» **Do this**:
Omit the images. Copy each entry word for word.

Stored entries

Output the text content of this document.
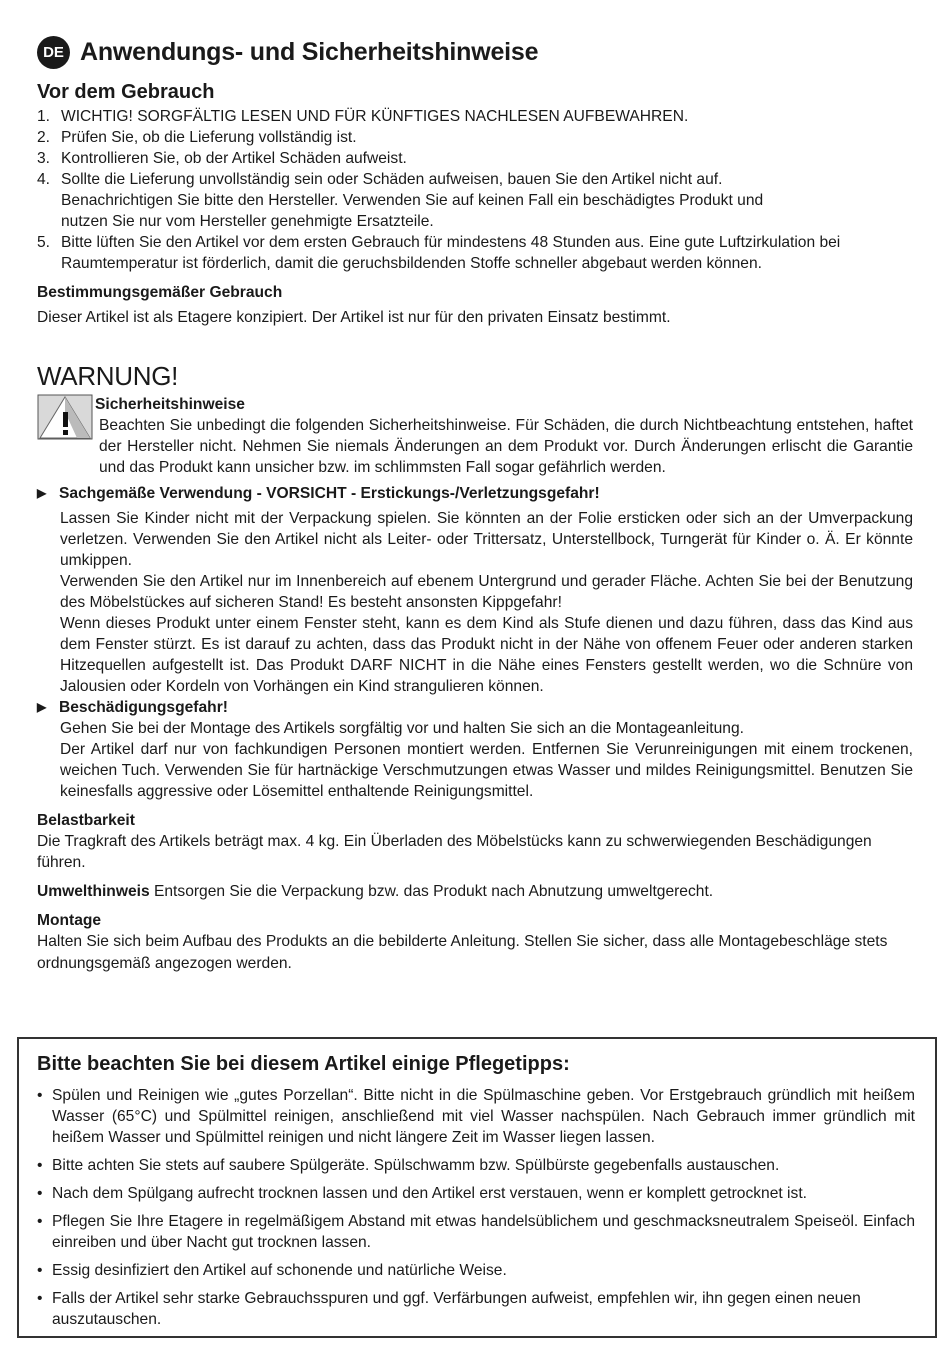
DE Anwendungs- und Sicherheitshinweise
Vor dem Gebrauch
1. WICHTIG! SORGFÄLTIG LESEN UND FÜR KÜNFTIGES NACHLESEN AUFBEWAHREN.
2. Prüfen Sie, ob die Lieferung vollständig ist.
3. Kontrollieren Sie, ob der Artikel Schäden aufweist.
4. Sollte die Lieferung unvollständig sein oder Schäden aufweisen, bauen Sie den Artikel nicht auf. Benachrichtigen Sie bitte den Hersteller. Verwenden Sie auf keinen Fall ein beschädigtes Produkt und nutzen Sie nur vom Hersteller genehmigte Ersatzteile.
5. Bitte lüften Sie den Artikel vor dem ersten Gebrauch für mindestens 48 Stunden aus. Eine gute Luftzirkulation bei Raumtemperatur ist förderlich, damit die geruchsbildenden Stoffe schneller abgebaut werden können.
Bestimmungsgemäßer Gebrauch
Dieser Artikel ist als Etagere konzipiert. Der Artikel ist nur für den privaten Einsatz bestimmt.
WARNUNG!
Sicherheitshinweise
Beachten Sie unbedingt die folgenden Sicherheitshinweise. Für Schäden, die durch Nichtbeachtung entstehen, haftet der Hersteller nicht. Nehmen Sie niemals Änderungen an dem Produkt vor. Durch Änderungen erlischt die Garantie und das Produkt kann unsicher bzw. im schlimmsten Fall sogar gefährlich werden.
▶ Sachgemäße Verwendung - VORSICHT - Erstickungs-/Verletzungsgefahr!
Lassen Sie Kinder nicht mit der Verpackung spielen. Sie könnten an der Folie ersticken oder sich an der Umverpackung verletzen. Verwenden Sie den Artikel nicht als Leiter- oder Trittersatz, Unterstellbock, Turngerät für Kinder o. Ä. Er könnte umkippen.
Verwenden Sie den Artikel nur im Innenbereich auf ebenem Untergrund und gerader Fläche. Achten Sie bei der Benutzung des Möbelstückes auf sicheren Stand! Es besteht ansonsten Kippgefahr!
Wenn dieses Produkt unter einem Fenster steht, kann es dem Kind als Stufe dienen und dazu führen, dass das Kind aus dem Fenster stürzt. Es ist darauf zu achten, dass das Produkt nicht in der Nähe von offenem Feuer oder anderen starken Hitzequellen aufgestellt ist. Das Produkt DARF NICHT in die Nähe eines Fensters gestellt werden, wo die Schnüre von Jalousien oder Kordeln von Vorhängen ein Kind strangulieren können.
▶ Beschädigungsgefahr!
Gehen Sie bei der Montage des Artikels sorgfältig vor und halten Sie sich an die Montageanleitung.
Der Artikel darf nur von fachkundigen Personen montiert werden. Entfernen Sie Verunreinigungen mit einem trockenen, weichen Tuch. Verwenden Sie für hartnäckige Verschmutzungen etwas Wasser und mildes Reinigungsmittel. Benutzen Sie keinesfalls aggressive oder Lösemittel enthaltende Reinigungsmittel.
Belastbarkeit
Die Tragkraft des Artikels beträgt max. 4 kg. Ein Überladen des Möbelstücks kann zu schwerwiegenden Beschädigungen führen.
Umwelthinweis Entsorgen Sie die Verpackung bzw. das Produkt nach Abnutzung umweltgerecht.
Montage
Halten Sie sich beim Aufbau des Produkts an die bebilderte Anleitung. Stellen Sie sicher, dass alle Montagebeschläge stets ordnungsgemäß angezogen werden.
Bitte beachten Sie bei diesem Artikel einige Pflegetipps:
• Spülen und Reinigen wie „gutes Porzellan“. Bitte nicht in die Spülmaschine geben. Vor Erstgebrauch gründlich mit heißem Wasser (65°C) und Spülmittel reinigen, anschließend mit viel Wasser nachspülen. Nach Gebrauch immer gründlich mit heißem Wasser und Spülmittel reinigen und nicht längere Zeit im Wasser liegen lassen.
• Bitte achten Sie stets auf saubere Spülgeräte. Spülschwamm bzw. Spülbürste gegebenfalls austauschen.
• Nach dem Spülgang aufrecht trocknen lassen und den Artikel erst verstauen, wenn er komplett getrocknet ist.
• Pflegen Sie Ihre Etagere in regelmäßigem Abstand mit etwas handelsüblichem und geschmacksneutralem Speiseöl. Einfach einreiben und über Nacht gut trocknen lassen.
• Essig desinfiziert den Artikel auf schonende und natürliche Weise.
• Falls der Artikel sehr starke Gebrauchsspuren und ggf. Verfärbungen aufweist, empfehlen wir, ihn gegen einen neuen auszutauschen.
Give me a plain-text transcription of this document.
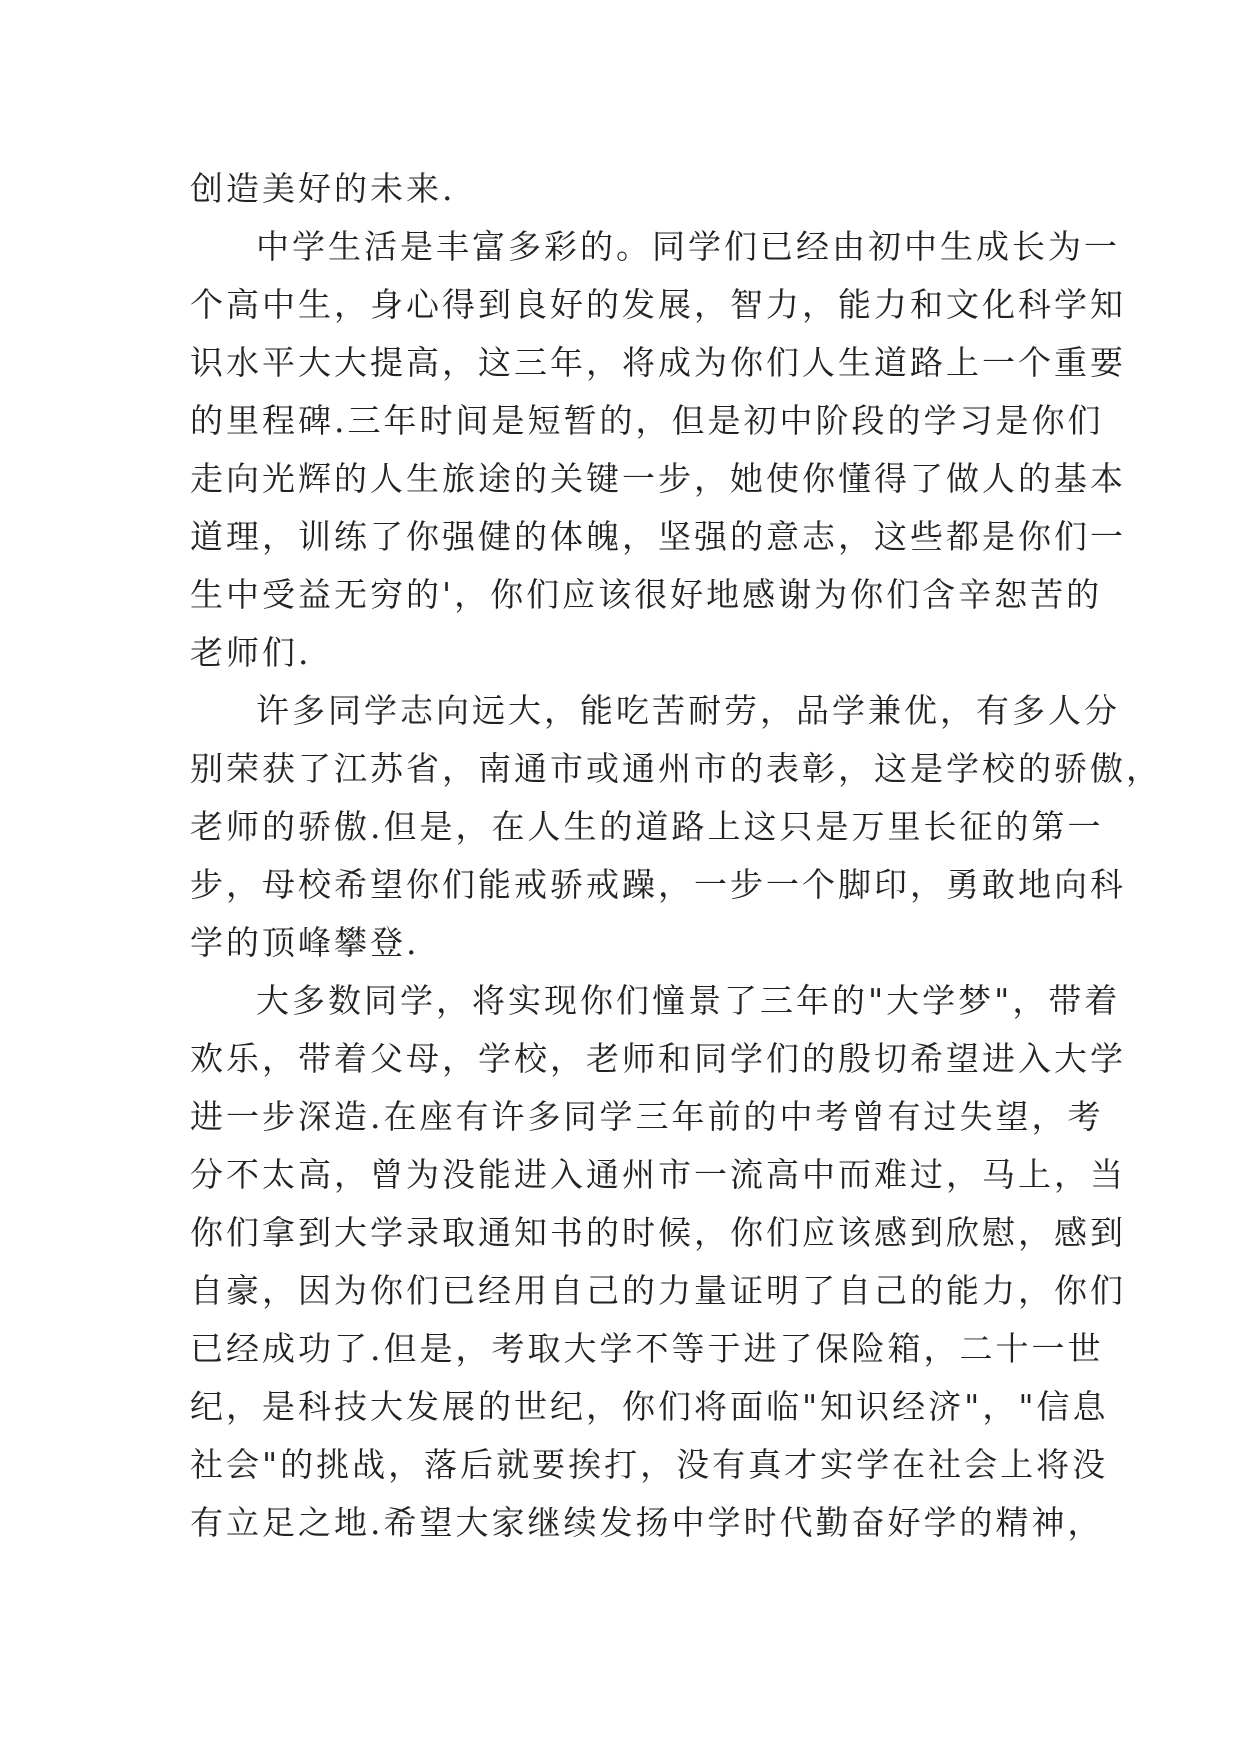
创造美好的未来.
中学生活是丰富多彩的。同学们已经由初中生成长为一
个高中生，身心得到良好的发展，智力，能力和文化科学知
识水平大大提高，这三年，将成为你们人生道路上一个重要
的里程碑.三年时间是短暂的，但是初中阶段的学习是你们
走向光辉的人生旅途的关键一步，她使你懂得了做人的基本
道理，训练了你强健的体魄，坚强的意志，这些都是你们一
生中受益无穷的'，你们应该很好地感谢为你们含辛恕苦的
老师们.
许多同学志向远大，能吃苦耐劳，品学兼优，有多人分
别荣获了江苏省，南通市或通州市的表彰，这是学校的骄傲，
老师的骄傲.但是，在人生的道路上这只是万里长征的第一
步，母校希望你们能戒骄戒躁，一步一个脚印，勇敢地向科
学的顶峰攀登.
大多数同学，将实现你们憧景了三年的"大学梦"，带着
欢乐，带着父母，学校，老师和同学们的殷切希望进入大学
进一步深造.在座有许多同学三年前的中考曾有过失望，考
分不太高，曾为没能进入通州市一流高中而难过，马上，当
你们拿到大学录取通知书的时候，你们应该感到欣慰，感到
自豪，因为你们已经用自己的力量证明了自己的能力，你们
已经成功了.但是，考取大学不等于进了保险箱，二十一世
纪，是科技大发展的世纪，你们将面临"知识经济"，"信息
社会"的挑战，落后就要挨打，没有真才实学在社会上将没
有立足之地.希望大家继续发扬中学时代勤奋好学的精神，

» **Exercise result**:
Output the text content of this document.
DE Anwendungs- und Sicherheitshinweise
Vor dem Gebrauch
1. WICHTIG! SORGFÄLTIG LESEN UND FÜR KÜNFTIGES NACHLESEN AUFBEWAHREN.
2. Prüfen Sie, ob die Lieferung vollständig ist.
3. Kontrollieren Sie, ob der Artikel Schäden aufweist.
4. Sollte die Lieferung unvollständig sein oder Schäden aufweisen, bauen Sie den Artikel nicht auf. Benachrichtigen Sie bitte den Hersteller. Verwenden Sie auf keinen Fall ein beschädigtes Produkt und nutzen Sie nur vom Hersteller genehmigte Ersatzteile.
5. Bitte lüften Sie den Artikel vor dem ersten Gebrauch für mindestens 48 Stunden aus. Eine gute Luftzirkulation bei Raumtemperatur ist förderlich, damit die geruchsbildenden Stoffe schneller abgebaut werden können.
Bestimmungsgemäßer Gebrauch
Dieser Artikel ist als Etagere konzipiert. Der Artikel ist nur für den privaten Einsatz bestimmt.
WARNUNG!
Sicherheitshinweise
Beachten Sie unbedingt die folgenden Sicherheitshinweise. Für Schäden, die durch Nichtbeachtung entstehen, haftet der Hersteller nicht. Nehmen Sie niemals Änderungen an dem Produkt vor. Durch Änderungen erlischt die Garantie und das Produkt kann unsicher bzw. im schlimmsten Fall sogar gefährlich werden.
▶ Sachgemäße Verwendung - VORSICHT - Erstickungs-/Verletzungsgefahr!
Lassen Sie Kinder nicht mit der Verpackung spielen. Sie könnten an der Folie ersticken oder sich an der Umverpackung verletzen. Verwenden Sie den Artikel nicht als Leiter- oder Trittersatz, Unterstellbock, Turngerät für Kinder o. Ä. Er könnte umkippen.
Verwenden Sie den Artikel nur im Innenbereich auf ebenem Untergrund und gerader Fläche. Achten Sie bei der Benutzung des Möbelstückes auf sicheren Stand! Es besteht ansonsten Kippgefahr!
Wenn dieses Produkt unter einem Fenster steht, kann es dem Kind als Stufe dienen und dazu führen, dass das Kind aus dem Fenster stürzt. Es ist darauf zu achten, dass das Produkt nicht in der Nähe von offenem Feuer oder anderen starken Hitzequellen aufgestellt ist. Das Produkt DARF NICHT in die Nähe eines Fensters gestellt werden, wo die Schnüre von Jalousien oder Kordeln von Vorhängen ein Kind strangulieren können.
▶ Beschädigungsgefahr!
Gehen Sie bei der Montage des Artikels sorgfältig vor und halten Sie sich an die Montageanleitung.
Der Artikel darf nur von fachkundigen Personen montiert werden. Entfernen Sie Verunreinigungen mit einem trockenen, weichen Tuch. Verwenden Sie für hartnäckige Verschmutzungen etwas Wasser und mildes Reinigungsmittel. Benutzen Sie keinesfalls aggressive oder Lösemittel enthaltende Reinigungsmittel.
Belastbarkeit
Die Tragkraft des Artikels beträgt max. 4 kg. Ein Überladen des Möbelstücks kann zu schwerwiegenden Beschädigungen führen.
Umwelthinweis Entsorgen Sie die Verpackung bzw. das Produkt nach Abnutzung umweltgerecht.
Montage
Halten Sie sich beim Aufbau des Produkts an die bebilderte Anleitung. Stellen Sie sicher, dass alle Montagebeschläge stets ordnungsgemäß angezogen werden.
Bitte beachten Sie bei diesem Artikel einige Pflegetipps:
• Spülen und Reinigen wie „gutes Porzellan“. Bitte nicht in die Spülmaschine geben. Vor Erstgebrauch gründlich mit heißem Wasser (65°C) und Spülmittel reinigen, anschließend mit viel Wasser nachspülen. Nach Gebrauch immer gründlich mit heißem Wasser und Spülmittel reinigen und nicht längere Zeit im Wasser liegen lassen.
• Bitte achten Sie stets auf saubere Spülgeräte. Spülschwamm bzw. Spülbürste gegebenfalls austauschen.
• Nach dem Spülgang aufrecht trocknen lassen und den Artikel erst verstauen, wenn er komplett getrocknet ist.
• Pflegen Sie Ihre Etagere in regelmäßigem Abstand mit etwas handelsüblichem und geschmacksneutralem Speiseöl. Einfach einreiben und über Nacht gut trocknen lassen.
• Essig desinfiziert den Artikel auf schonende und natürliche Weise.
• Falls der Artikel sehr starke Gebrauchsspuren und ggf. Verfärbungen aufweist, empfehlen wir, ihn gegen einen neuen auszutauschen.
Give me a plain-text transcription of this document.
创造美好的未来.
中学生活是丰富多彩的。同学们已经由初中生成长为一
个高中生，身心得到良好的发展，智力，能力和文化科学知
识水平大大提高，这三年，将成为你们人生道路上一个重要
的里程碑.三年时间是短暂的，但是初中阶段的学习是你们
走向光辉的人生旅途的关键一步，她使你懂得了做人的基本
道理，训练了你强健的体魄，坚强的意志，这些都是你们一
生中受益无穷的'，你们应该很好地感谢为你们含辛恕苦的
老师们.
许多同学志向远大，能吃苦耐劳，品学兼优，有多人分
别荣获了江苏省，南通市或通州市的表彰，这是学校的骄傲，
老师的骄傲.但是，在人生的道路上这只是万里长征的第一
步，母校希望你们能戒骄戒躁，一步一个脚印，勇敢地向科
学的顶峰攀登.
大多数同学，将实现你们憧景了三年的"大学梦"，带着
欢乐，带着父母，学校，老师和同学们的殷切希望进入大学
进一步深造.在座有许多同学三年前的中考曾有过失望，考
分不太高，曾为没能进入通州市一流高中而难过，马上，当
你们拿到大学录取通知书的时候，你们应该感到欣慰，感到
自豪，因为你们已经用自己的力量证明了自己的能力，你们
已经成功了.但是，考取大学不等于进了保险箱，二十一世
纪，是科技大发展的世纪，你们将面临"知识经济"，"信息
社会"的挑战，落后就要挨打，没有真才实学在社会上将没
有立足之地.希望大家继续发扬中学时代勤奋好学的精神，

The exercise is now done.